Give every entry again, word for word.
━━ Raw data
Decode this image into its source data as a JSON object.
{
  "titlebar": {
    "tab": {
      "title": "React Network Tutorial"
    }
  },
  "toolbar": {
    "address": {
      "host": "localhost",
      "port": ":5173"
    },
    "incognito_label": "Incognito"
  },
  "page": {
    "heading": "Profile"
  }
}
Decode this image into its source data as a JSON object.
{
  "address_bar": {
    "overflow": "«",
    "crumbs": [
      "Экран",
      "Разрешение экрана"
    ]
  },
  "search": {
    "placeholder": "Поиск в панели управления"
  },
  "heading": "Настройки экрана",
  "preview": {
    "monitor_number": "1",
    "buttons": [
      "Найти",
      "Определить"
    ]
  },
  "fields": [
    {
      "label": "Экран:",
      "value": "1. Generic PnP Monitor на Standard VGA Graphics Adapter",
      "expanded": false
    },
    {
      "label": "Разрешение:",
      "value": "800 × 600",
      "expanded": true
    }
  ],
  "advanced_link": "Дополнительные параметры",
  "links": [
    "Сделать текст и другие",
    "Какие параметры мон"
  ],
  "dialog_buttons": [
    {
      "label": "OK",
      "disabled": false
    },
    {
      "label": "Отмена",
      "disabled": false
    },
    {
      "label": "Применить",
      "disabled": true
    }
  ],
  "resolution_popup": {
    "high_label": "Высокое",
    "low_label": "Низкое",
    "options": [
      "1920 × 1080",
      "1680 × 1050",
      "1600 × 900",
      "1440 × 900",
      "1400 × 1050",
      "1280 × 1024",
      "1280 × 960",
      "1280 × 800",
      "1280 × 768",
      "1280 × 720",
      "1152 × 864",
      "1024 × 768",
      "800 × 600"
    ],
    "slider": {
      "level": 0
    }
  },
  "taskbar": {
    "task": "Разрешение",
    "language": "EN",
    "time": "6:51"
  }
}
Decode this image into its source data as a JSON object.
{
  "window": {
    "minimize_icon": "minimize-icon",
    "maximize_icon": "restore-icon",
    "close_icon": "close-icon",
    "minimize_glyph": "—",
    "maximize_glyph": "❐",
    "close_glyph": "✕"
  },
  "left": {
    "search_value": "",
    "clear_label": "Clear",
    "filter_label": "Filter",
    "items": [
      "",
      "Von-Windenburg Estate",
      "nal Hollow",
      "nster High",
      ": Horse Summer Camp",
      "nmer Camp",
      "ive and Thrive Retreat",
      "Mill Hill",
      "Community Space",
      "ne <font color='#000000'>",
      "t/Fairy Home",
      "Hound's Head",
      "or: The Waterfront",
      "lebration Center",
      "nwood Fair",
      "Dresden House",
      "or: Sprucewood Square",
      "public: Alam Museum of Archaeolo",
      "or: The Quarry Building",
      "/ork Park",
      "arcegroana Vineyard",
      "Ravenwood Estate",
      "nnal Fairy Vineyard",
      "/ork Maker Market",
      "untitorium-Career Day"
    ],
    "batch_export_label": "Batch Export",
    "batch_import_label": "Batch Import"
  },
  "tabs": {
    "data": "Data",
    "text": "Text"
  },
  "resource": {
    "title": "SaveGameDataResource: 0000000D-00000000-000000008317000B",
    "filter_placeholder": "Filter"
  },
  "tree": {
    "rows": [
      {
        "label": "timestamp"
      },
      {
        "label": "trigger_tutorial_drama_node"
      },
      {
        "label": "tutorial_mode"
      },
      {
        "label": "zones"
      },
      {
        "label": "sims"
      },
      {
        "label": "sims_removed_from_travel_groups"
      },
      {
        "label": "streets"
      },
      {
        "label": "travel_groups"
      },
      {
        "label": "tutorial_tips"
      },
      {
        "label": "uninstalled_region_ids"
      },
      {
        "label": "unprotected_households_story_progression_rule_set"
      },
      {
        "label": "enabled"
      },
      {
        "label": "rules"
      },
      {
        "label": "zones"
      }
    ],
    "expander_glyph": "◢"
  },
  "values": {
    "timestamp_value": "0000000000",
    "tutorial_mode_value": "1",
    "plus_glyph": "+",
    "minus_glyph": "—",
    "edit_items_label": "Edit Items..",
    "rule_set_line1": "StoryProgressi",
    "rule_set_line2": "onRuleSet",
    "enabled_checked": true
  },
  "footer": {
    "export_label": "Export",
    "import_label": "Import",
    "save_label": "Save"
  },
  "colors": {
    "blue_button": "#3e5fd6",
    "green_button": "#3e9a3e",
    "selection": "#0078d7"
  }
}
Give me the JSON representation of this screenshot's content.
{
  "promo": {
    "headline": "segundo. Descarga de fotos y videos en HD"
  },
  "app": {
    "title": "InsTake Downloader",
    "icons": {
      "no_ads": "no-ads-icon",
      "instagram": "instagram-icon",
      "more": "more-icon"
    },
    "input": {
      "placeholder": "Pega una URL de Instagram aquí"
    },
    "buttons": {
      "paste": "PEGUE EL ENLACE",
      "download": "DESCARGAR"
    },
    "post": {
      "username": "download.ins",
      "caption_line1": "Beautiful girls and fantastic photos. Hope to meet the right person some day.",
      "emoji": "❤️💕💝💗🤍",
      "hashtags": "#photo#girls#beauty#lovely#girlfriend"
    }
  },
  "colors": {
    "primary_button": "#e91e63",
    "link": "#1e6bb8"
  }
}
━━━━
Response:
Decode this image into its source data as a JSON object.
{
  "titlebar": {
    "tab": {
      "title": "React Network Tutorial"
    }
  },
  "toolbar": {
    "address": {
      "host": "localhost",
      "port": ":5173"
    },
    "incognito_label": "Incognito"
  },
  "page": {
    "heading": "Profile"
  }
}
Decode this image into its source data as a JSON object.
{
  "address_bar": {
    "overflow": "«",
    "crumbs": [
      "Экран",
      "Разрешение экрана"
    ]
  },
  "search": {
    "placeholder": "Поиск в панели управления"
  },
  "heading": "Настройки экрана",
  "preview": {
    "monitor_number": "1",
    "buttons": [
      "Найти",
      "Определить"
    ]
  },
  "fields": [
    {
      "label": "Экран:",
      "value": "1. Generic PnP Monitor на Standard VGA Graphics Adapter",
      "expanded": false
    },
    {
      "label": "Разрешение:",
      "value": "800 × 600",
      "expanded": true
    }
  ],
  "advanced_link": "Дополнительные параметры",
  "links": [
    "Сделать текст и другие",
    "Какие параметры мон"
  ],
  "dialog_buttons": [
    {
      "label": "OK",
      "disabled": false
    },
    {
      "label": "Отмена",
      "disabled": false
    },
    {
      "label": "Применить",
      "disabled": true
    }
  ],
  "resolution_popup": {
    "high_label": "Высокое",
    "low_label": "Низкое",
    "options": [
      "1920 × 1080",
      "1680 × 1050",
      "1600 × 900",
      "1440 × 900",
      "1400 × 1050",
      "1280 × 1024",
      "1280 × 960",
      "1280 × 800",
      "1280 × 768",
      "1280 × 720",
      "1152 × 864",
      "1024 × 768",
      "800 × 600"
    ],
    "slider": {
      "level": 0
    }
  },
  "taskbar": {
    "task": "Разрешение",
    "language": "EN",
    "time": "6:51"
  }
}
Decode this image into its source data as a JSON object.
{
  "window": {
    "minimize_icon": "minimize-icon",
    "maximize_icon": "restore-icon",
    "close_icon": "close-icon",
    "minimize_glyph": "—",
    "maximize_glyph": "❐",
    "close_glyph": "✕"
  },
  "left": {
    "search_value": "",
    "clear_label": "Clear",
    "filter_label": "Filter",
    "items": [
      "",
      "Von-Windenburg Estate",
      "nal Hollow",
      "nster High",
      ": Horse Summer Camp",
      "nmer Camp",
      "ive and Thrive Retreat",
      "Mill Hill",
      "Community Space",
      "ne <font color='#000000'>",
      "t/Fairy Home",
      "Hound's Head",
      "or: The Waterfront",
      "lebration Center",
      "nwood Fair",
      "Dresden House",
      "or: Sprucewood Square",
      "public: Alam Museum of Archaeolo",
      "or: The Quarry Building",
      "/ork Park",
      "arcegroana Vineyard",
      "Ravenwood Estate",
      "nnal Fairy Vineyard",
      "/ork Maker Market",
      "untitorium-Career Day"
    ],
    "batch_export_label": "Batch Export",
    "batch_import_label": "Batch Import"
  },
  "tabs": {
    "data": "Data",
    "text": "Text"
  },
  "resource": {
    "title": "SaveGameDataResource: 0000000D-00000000-000000008317000B",
    "filter_placeholder": "Filter"
  },
  "tree": {
    "rows": [
      {
        "label": "timestamp"
      },
      {
        "label": "trigger_tutorial_drama_node"
      },
      {
        "label": "tutorial_mode"
      },
      {
        "label": "zones"
      },
      {
        "label": "sims"
      },
      {
        "label": "sims_removed_from_travel_groups"
      },
      {
        "label": "streets"
      },
      {
        "label": "travel_groups"
      },
      {
        "label": "tutorial_tips"
      },
      {
        "label": "uninstalled_region_ids"
      },
      {
        "label": "unprotected_households_story_progression_rule_set"
      },
      {
        "label": "enabled"
      },
      {
        "label": "rules"
      },
      {
        "label": "zones"
      }
    ],
    "expander_glyph": "◢"
  },
  "values": {
    "timestamp_value": "0000000000",
    "tutorial_mode_value": "1",
    "plus_glyph": "+",
    "minus_glyph": "—",
    "edit_items_label": "Edit Items..",
    "rule_set_line1": "StoryProgressi",
    "rule_set_line2": "onRuleSet",
    "enabled_checked": true
  },
  "footer": {
    "export_label": "Export",
    "import_label": "Import",
    "save_label": "Save"
  },
  "colors": {
    "blue_button": "#3e5fd6",
    "green_button": "#3e9a3e",
    "selection": "#0078d7"
  }
}
Give me the JSON representation of this screenshot's content.
{
  "promo": {
    "headline": "segundo. Descarga de fotos y videos en HD"
  },
  "app": {
    "title": "InsTake Downloader",
    "icons": {
      "no_ads": "no-ads-icon",
      "instagram": "instagram-icon",
      "more": "more-icon"
    },
    "input": {
      "placeholder": "Pega una URL de Instagram aquí"
    },
    "buttons": {
      "paste": "PEGUE EL ENLACE",
      "download": "DESCARGAR"
    },
    "post": {
      "username": "download.ins",
      "caption_line1": "Beautiful girls and fantastic photos. Hope to meet the right person some day.",
      "emoji": "❤️💕💝💗🤍",
      "hashtags": "#photo#girls#beauty#lovely#girlfriend"
    }
  },
  "colors": {
    "primary_button": "#e91e63",
    "link": "#1e6bb8"
  }
}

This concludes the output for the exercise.